>>>>
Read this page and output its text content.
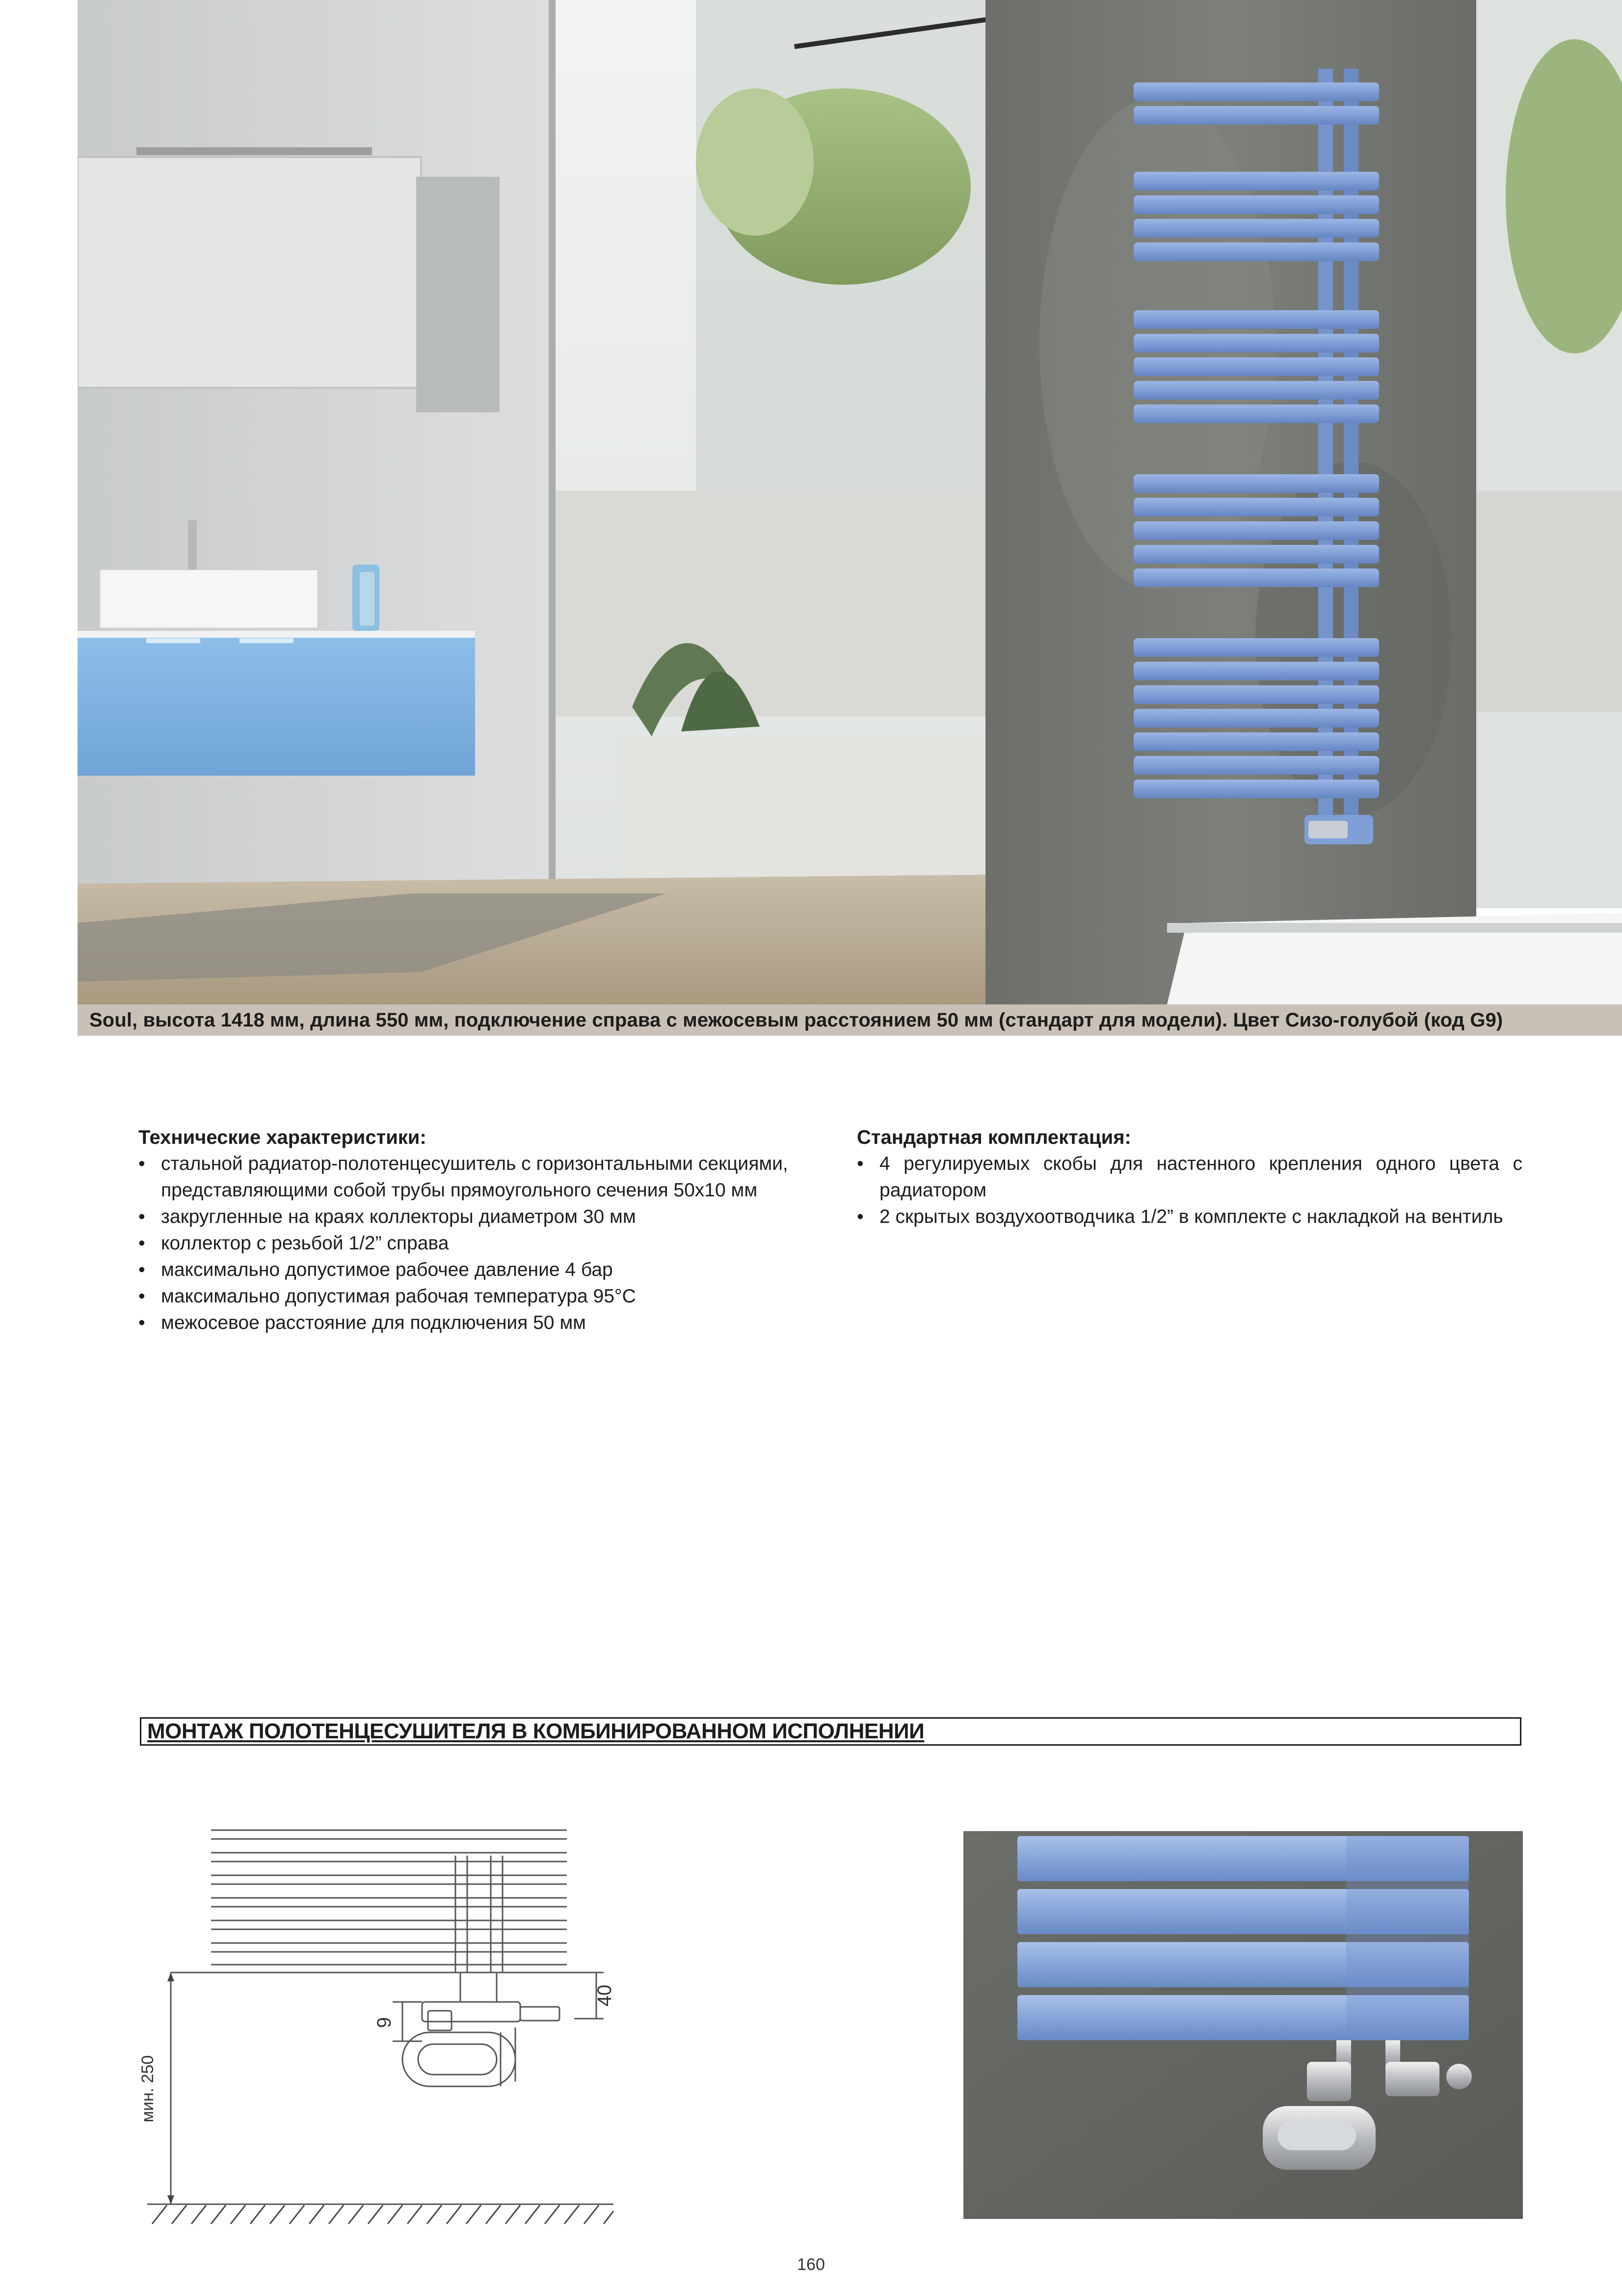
Soul, высота 1418 мм, длина 550 мм, подключение справа с межосевым расстоянием 50 мм (стандарт для модели). Цвет Сизо-голубой (код G9)
Технические характеристики:
• стальной радиатор-полотенцесушитель с горизонтальными секциями, представляющими собой трубы прямоугольного сечения 50х10 мм
• закругленные на краях коллекторы диаметром 30 мм
• коллектор с резьбой 1/2” справа
• максимально допустимое рабочее давление 4 бар
• максимально допустимая рабочая температура 95°C
• межосевое расстояние для подключения 50 мм
Стандартная комплектация:
• 4 регулируемых скобы для настенного крепления одного цвета с радиатором
• 2 скрытых воздухоотводчика 1/2” в комплекте с накладкой на вентиль
МОНТАЖ ПОЛОТЕНЦЕСУШИТЕЛЯ В КОМБИНИРОВАННОМ ИСПОЛНЕНИИ
мин. 250
40
9
160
<<<<
* [DIRECTIONS]: Copy all lines of the material above where the string "справа" occurs.

* [RESPONSE BELOW]:
Soul, высота 1418 мм, длина 550 мм, подключение справа с межосевым расстоянием 50 мм (стандарт для модели). Цвет Сизо-голубой (код G9)
• коллектор с резьбой 1/2” справа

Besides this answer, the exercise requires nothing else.